**Extrait:**
━━━━━━━━━━━━━━━━
A la veille de la guerre, le statut international des cités grecques était donc réglé par la paix de 386. Or, ce traité prescrivait que les villes grecques d'Asie et les îles de Clazomène et de Chypre appartiendraient au Grand Roi, tandis que « toutes les autres villes grecques, petites ou grandes, seraient libres et autonomes[38] ». Les limites entre le monde grec et l'Empire perse étaient ainsi clairement tracées ; l'Empire enfermait aussi bien les villes helléniques que les pays barbares.

En franchissant avec ses troupes cette frontière d'Antalcidas, Alexandre mit le pied sur la terre ennemie. Quand, au printemps de 334, sa flotte approcha enfin du rivage perse, le roi, du navire où il se trouvait, lança son javelot qui vint se fixer en terre. Alexandre sauta ensuite sur le rivage, en s'écriant qu'il acceptait des Dieux l'Asie conquise à la pointe de la lance.[39] Or, ce sol ennemi, dont la prise symbolisait et promettait la conquête de l'Asie, ce fut la terre des Hellènes, la terre dardanienne : le débarquement eut lieu au Port des Achéens.[40]

Un an après, le vainqueur d'Issos écrit à Darius : « Je possède ton pays qui m'est donné par les Dieux… ; je suis maître de toute l'Asie[41] ». Ses actions sont conformes à ses déclarations. Aussitôt après la bataille du Granique, Alexandre organise l'administration du territoire conquis : il ne change rien au système perse ; seulement, le satrape est maintenant un officier d'Alexandre.[42]

Nous touchons ici à la différence entre la campagne de Perse d'Alexandre et celle d'Agésilas en 396 ou celle des Grecs en 479. Dans ces deux dernières on ne cherchait aucunement à faire des acquisitions territoriales en Asie. Le but n'était que de libérer ou de protéger les Grecs d'Asie. « Je suis venu — déclare Agésilas à Tissapherne — afin que les cités d'Asie soient aussi indépendantes que les cités de notre Grèce.[43] » Alexandre vient pour conquérir l'Asie « la lance à la main ». A l'automne de 334 il tranche d'un coup d'épée le nœud gordien : l'empire d'Asie était prédit à celui qui le dénouerait.

A la veille de la campagne d'Alexandre, la situation légale des Grecs d'Asie différait donc d'une façon fondamentale de celle des Hellènes d'Europe et des Iles. Ceux ci étaient libres ; ceux-là étaient sujets de Darius, en vertu du traité d'Antalcidas. « Les Hellènes d'Asie feront tous partie du domaine du Grand Roi.[44] » Pendant cinquante ans cette différence de statut avait fait loi pour Je monde hellénique. La deuxième confédération athénienne était ouverte à tous les Hellènes et les Barbares, sur le continent et dans les îles, en tant qu'ils n'appartenaient pas au Grand Roi.[45] La situation de 334 est ainsi une chose, et celle de 479 ou de 396 en est une autre.
━━━━━━━━━━━━━━━━
**Données fournies:**
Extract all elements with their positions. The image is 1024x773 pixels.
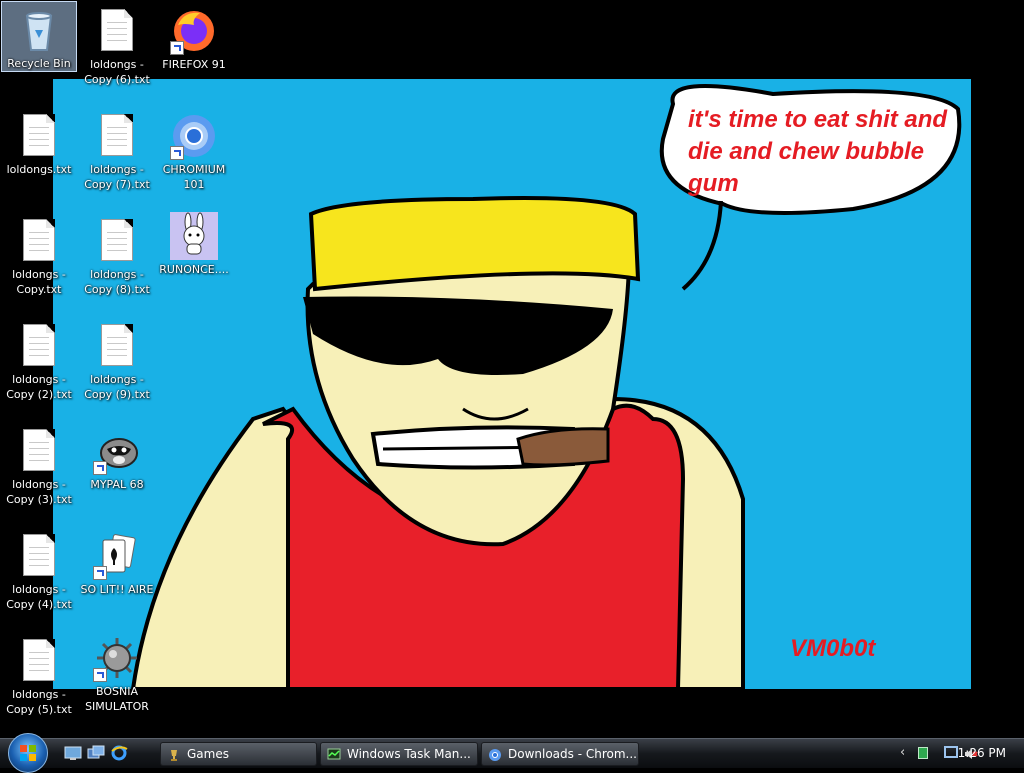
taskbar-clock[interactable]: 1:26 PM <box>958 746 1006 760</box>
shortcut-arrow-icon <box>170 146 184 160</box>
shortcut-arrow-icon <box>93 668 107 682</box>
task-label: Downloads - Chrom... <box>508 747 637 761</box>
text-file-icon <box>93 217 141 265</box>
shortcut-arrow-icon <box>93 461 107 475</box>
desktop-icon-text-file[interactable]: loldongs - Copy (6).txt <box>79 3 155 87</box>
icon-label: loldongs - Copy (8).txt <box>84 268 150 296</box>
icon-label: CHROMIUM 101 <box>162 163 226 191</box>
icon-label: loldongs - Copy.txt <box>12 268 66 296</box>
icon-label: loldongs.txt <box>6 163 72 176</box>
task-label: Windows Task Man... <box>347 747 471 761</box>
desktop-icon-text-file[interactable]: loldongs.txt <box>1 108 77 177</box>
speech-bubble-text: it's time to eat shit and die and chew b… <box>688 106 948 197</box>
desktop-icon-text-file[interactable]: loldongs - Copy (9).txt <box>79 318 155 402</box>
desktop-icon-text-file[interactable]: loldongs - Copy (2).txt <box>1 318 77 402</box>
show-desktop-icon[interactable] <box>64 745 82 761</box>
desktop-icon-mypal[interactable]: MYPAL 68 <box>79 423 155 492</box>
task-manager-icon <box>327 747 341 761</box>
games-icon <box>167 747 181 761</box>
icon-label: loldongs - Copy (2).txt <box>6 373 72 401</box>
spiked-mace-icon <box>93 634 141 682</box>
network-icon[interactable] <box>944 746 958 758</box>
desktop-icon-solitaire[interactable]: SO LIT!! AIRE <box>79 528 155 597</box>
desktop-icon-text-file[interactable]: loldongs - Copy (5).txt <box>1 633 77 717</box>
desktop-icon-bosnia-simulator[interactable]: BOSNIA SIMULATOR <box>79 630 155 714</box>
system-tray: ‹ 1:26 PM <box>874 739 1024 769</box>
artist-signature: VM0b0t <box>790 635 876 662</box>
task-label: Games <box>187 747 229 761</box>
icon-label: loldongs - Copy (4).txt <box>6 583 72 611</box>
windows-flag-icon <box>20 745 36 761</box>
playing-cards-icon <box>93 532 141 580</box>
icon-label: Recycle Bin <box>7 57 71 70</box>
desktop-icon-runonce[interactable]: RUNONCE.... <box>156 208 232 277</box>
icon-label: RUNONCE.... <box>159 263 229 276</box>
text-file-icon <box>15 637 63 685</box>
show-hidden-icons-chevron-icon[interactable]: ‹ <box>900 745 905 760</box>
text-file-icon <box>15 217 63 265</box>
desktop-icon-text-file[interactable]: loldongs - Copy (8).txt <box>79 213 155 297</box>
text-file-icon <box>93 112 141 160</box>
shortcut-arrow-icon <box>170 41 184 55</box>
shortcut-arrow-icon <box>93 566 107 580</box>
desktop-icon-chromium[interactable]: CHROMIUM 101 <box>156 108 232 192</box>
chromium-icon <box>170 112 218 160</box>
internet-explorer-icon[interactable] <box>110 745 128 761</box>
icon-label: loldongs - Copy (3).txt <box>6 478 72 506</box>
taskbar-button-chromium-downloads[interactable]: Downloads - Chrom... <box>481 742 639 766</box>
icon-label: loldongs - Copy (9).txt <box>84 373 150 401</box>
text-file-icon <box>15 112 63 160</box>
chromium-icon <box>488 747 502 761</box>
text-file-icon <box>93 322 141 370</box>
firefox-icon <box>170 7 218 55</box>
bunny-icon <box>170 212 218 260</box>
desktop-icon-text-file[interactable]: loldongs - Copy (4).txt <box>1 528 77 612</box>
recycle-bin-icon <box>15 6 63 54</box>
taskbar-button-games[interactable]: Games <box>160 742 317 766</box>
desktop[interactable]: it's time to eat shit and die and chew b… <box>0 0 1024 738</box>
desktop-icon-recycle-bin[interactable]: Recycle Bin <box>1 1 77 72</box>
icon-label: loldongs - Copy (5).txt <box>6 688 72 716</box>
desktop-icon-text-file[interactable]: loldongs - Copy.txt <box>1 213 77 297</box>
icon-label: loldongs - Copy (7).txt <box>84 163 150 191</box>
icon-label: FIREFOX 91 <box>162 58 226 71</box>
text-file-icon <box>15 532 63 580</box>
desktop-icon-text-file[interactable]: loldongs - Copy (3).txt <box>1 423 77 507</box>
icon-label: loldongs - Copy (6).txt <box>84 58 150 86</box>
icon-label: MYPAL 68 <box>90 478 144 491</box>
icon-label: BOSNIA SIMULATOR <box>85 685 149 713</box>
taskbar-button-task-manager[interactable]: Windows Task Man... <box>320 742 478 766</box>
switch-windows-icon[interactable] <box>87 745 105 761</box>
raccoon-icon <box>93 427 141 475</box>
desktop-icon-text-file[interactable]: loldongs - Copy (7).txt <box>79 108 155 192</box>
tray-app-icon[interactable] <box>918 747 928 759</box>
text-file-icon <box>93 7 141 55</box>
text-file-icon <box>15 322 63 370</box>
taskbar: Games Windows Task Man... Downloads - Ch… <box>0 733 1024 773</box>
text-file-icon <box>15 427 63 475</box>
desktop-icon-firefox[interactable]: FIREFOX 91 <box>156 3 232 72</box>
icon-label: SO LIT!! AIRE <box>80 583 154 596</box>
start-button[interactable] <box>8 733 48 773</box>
━━━━━━━━━━━━━━━━
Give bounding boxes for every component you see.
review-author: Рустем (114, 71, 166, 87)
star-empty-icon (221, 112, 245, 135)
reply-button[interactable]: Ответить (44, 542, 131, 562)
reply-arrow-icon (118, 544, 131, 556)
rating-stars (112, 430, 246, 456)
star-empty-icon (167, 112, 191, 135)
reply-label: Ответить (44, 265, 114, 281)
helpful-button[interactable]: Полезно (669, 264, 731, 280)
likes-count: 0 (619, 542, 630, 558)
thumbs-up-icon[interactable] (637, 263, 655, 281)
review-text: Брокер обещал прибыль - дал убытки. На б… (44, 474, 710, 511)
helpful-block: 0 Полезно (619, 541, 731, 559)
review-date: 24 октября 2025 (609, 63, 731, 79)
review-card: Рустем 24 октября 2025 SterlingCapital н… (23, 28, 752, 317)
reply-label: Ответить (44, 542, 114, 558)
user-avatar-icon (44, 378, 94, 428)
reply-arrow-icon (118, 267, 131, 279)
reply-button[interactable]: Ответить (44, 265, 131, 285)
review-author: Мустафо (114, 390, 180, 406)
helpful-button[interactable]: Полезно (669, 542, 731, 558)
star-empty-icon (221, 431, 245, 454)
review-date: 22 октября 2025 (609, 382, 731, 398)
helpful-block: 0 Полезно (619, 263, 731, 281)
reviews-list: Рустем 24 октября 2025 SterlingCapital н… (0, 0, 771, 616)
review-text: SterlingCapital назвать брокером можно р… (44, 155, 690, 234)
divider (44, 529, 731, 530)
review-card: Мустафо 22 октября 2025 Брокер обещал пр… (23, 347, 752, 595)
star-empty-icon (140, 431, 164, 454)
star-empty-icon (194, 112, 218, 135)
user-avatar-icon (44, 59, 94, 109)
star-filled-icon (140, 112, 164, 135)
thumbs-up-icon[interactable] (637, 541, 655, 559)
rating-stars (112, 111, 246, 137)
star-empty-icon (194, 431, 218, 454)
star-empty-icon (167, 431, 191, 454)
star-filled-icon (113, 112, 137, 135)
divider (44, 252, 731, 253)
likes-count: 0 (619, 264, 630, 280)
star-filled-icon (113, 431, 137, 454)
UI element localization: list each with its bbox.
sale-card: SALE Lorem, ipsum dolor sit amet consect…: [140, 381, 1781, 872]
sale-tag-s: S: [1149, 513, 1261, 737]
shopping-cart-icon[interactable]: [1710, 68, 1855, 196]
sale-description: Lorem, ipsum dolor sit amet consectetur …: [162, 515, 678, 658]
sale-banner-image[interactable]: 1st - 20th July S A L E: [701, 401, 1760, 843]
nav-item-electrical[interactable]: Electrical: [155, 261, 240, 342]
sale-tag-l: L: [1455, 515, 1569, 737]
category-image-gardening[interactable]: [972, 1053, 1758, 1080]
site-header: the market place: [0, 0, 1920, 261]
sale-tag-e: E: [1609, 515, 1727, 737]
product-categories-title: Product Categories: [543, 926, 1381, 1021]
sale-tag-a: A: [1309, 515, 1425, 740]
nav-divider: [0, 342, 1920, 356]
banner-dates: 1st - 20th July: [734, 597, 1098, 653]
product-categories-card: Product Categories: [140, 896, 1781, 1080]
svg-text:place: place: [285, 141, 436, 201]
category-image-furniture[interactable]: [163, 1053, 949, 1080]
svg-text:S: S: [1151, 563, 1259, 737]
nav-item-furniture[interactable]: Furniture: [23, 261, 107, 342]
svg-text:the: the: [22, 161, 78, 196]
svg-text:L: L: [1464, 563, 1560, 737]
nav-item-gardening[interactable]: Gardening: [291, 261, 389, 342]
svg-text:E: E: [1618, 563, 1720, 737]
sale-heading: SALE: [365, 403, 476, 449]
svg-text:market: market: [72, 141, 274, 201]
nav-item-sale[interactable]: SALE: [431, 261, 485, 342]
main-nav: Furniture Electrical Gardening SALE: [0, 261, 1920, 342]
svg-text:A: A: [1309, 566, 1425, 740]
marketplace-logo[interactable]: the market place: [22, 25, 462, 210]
━━━━━━━━━━━━━━━━
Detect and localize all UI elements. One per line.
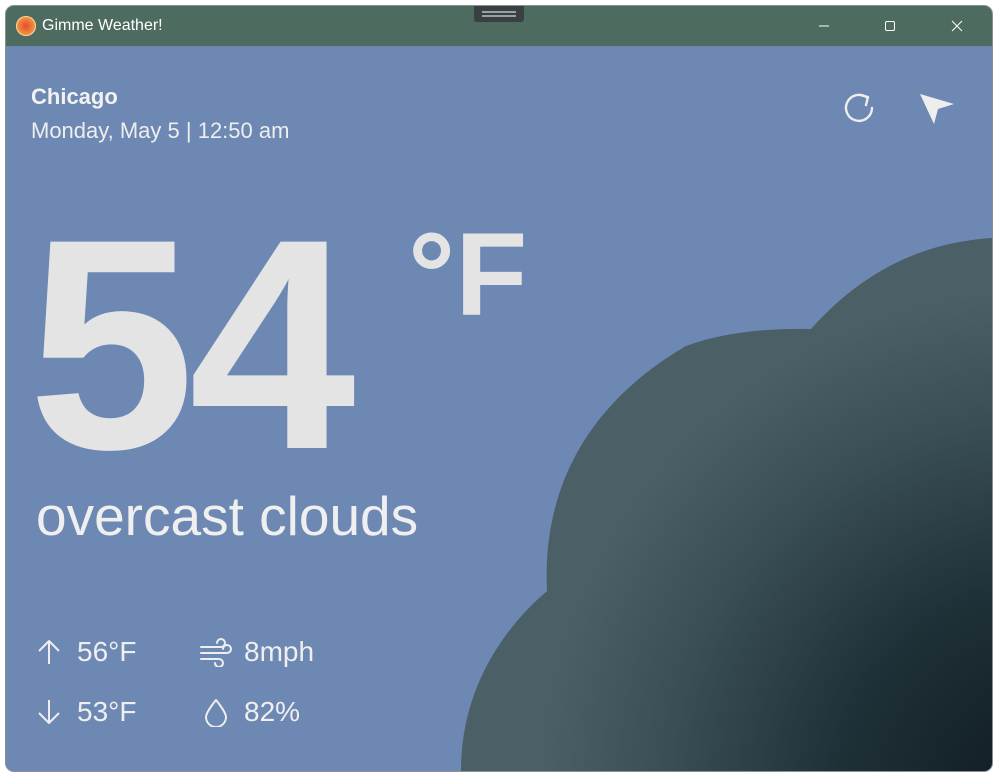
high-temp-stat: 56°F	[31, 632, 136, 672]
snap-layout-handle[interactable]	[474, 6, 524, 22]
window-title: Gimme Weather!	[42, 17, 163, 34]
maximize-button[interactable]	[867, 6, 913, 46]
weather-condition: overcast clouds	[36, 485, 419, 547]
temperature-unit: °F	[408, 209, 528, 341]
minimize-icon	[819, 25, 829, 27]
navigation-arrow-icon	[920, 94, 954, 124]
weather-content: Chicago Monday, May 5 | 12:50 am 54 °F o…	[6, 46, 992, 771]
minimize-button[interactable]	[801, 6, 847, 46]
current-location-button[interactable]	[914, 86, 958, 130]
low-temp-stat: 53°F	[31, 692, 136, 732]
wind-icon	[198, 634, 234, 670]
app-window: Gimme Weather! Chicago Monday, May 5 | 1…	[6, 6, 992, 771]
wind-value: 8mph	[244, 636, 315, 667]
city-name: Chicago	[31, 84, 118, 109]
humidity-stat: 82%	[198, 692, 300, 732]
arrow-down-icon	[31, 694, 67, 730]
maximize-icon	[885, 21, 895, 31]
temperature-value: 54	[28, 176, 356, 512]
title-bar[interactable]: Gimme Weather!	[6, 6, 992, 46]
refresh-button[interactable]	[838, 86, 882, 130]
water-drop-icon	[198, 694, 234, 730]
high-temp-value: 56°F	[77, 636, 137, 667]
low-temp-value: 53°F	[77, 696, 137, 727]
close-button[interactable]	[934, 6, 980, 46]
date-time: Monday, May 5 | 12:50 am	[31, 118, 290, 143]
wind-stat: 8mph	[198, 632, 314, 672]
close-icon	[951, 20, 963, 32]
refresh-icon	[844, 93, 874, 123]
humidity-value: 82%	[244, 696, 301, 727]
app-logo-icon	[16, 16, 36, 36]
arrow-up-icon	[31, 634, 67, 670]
━━━━━━━━━━━━━━━━
**Énoncé 1:** Dans l'extrait sur Alexandre, où eut lieu le débarquement de sa flotte ?
**Énoncé 2:** Restituez à l'identique le passage de l'extrait sur Alexandre qui va de « Nous touchons ici » jusqu'à « qui le dénouerait. ».
La liste est un matériau indépendant de l'extrait.

**Réponse 1:** Au Port des Achéens.

**Réponse 2:**
Nous touchons ici à la différence entre la campagne de Perse d'Alexandre et celle d'Agésilas en 396 ou celle des Grecs en 479. Dans ces deux dernières on ne cherchait aucunement à faire des acquisitions territoriales en Asie. Le but n'était que de libérer ou de protéger les Grecs d'Asie. « Je suis venu — déclare Agésilas à Tissapherne — afin que les cités d'Asie soient aussi indépendantes que les cités de notre Grèce.[43] » Alexandre vient pour conquérir l'Asie « la lance à la main ». A l'automne de 334 il tranche d'un coup d'épée le nœud gordien : l'empire d'Asie était prédit à celui qui le dénouerait.